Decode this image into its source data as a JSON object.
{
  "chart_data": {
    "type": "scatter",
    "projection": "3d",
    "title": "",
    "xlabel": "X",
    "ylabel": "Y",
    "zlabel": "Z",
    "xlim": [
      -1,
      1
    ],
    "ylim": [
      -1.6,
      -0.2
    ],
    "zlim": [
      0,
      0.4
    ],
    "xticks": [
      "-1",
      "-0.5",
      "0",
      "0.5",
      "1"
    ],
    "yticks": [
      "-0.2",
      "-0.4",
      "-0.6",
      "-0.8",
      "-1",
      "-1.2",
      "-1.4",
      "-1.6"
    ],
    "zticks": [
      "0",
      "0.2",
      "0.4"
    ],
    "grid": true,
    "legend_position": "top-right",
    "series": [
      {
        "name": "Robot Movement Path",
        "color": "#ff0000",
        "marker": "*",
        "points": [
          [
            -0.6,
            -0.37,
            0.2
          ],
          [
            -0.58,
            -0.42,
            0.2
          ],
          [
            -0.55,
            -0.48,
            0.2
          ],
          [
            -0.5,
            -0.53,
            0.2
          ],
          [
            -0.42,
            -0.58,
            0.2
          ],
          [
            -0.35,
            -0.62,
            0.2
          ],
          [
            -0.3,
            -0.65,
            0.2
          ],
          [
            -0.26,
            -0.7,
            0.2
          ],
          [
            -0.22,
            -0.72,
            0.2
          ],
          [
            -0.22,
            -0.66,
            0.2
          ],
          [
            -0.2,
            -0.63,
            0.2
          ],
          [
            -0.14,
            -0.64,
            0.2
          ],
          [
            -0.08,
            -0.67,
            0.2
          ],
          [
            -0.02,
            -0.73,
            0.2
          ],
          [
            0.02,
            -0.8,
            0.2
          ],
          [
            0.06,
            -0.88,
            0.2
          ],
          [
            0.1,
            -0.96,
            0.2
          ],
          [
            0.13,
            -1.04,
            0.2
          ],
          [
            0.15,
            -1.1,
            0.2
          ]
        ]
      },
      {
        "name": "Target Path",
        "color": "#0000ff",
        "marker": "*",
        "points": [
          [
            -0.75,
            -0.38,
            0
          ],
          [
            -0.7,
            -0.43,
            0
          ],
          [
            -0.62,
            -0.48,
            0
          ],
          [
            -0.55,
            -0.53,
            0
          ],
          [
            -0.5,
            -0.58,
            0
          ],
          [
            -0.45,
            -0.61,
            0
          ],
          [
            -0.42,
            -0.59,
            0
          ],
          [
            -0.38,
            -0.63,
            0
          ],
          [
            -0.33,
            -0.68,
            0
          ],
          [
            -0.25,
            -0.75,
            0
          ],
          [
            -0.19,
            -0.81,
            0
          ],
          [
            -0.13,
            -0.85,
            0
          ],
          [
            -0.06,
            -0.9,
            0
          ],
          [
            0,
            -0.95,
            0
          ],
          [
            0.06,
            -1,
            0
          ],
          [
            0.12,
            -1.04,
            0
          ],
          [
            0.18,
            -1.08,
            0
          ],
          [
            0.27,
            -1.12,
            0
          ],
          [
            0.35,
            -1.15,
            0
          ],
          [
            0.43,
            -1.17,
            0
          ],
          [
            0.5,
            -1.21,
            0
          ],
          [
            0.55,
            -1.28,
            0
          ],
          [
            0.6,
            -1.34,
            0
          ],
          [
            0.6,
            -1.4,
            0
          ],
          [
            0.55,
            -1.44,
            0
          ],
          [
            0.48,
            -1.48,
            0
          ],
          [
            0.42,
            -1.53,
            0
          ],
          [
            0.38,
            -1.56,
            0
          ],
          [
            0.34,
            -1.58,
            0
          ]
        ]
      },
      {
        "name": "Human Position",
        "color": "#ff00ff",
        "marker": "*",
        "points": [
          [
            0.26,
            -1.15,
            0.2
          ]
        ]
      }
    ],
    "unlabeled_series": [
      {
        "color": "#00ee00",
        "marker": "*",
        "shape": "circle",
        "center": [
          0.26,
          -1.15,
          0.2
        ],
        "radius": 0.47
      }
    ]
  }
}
# # # # #
[Goal of the exercise]
Send back all of the entries exactly, with nothing missing.

[Complete response]
Decode this image into its source data as a JSON object.
{
  "chart_data": {
    "type": "scatter",
    "projection": "3d",
    "title": "",
    "xlabel": "X",
    "ylabel": "Y",
    "zlabel": "Z",
    "xlim": [
      -1,
      1
    ],
    "ylim": [
      -1.6,
      -0.2
    ],
    "zlim": [
      0,
      0.4
    ],
    "xticks": [
      "-1",
      "-0.5",
      "0",
      "0.5",
      "1"
    ],
    "yticks": [
      "-0.2",
      "-0.4",
      "-0.6",
      "-0.8",
      "-1",
      "-1.2",
      "-1.4",
      "-1.6"
    ],
    "zticks": [
      "0",
      "0.2",
      "0.4"
    ],
    "grid": true,
    "legend_position": "top-right",
    "series": [
      {
        "name": "Robot Movement Path",
        "color": "#ff0000",
        "marker": "*",
        "points": [
          [
            -0.6,
            -0.37,
            0.2
          ],
          [
            -0.58,
            -0.42,
            0.2
          ],
          [
            -0.55,
            -0.48,
            0.2
          ],
          [
            -0.5,
            -0.53,
            0.2
          ],
          [
            -0.42,
            -0.58,
            0.2
          ],
          [
            -0.35,
            -0.62,
            0.2
          ],
          [
            -0.3,
            -0.65,
            0.2
          ],
          [
            -0.26,
            -0.7,
            0.2
          ],
          [
            -0.22,
            -0.72,
            0.2
          ],
          [
            -0.22,
            -0.66,
            0.2
          ],
          [
            -0.2,
            -0.63,
            0.2
          ],
          [
            -0.14,
            -0.64,
            0.2
          ],
          [
            -0.08,
            -0.67,
            0.2
          ],
          [
            -0.02,
            -0.73,
            0.2
          ],
          [
            0.02,
            -0.8,
            0.2
          ],
          [
            0.06,
            -0.88,
            0.2
          ],
          [
            0.1,
            -0.96,
            0.2
          ],
          [
            0.13,
            -1.04,
            0.2
          ],
          [
            0.15,
            -1.1,
            0.2
          ]
        ]
      },
      {
        "name": "Target Path",
        "color": "#0000ff",
        "marker": "*",
        "points": [
          [
            -0.75,
            -0.38,
            0
          ],
          [
            -0.7,
            -0.43,
            0
          ],
          [
            -0.62,
            -0.48,
            0
          ],
          [
            -0.55,
            -0.53,
            0
          ],
          [
            -0.5,
            -0.58,
            0
          ],
          [
            -0.45,
            -0.61,
            0
          ],
          [
            -0.42,
            -0.59,
            0
          ],
          [
            -0.38,
            -0.63,
            0
          ],
          [
            -0.33,
            -0.68,
            0
          ],
          [
            -0.25,
            -0.75,
            0
          ],
          [
            -0.19,
            -0.81,
            0
          ],
          [
            -0.13,
            -0.85,
            0
          ],
          [
            -0.06,
            -0.9,
            0
          ],
          [
            0,
            -0.95,
            0
          ],
          [
            0.06,
            -1,
            0
          ],
          [
            0.12,
            -1.04,
            0
          ],
          [
            0.18,
            -1.08,
            0
          ],
          [
            0.27,
            -1.12,
            0
          ],
          [
            0.35,
            -1.15,
            0
          ],
          [
            0.43,
            -1.17,
            0
          ],
          [
            0.5,
            -1.21,
            0
          ],
          [
            0.55,
            -1.28,
            0
          ],
          [
            0.6,
            -1.34,
            0
          ],
          [
            0.6,
            -1.4,
            0
          ],
          [
            0.55,
            -1.44,
            0
          ],
          [
            0.48,
            -1.48,
            0
          ],
          [
            0.42,
            -1.53,
            0
          ],
          [
            0.38,
            -1.56,
            0
          ],
          [
            0.34,
            -1.58,
            0
          ]
        ]
      },
      {
        "name": "Human Position",
        "color": "#ff00ff",
        "marker": "*",
        "points": [
          [
            0.26,
            -1.15,
            0.2
          ]
        ]
      }
    ],
    "unlabeled_series": [
      {
        "color": "#00ee00",
        "marker": "*",
        "shape": "circle",
        "center": [
          0.26,
          -1.15,
          0.2
        ],
        "radius": 0.47
      }
    ]
  }
}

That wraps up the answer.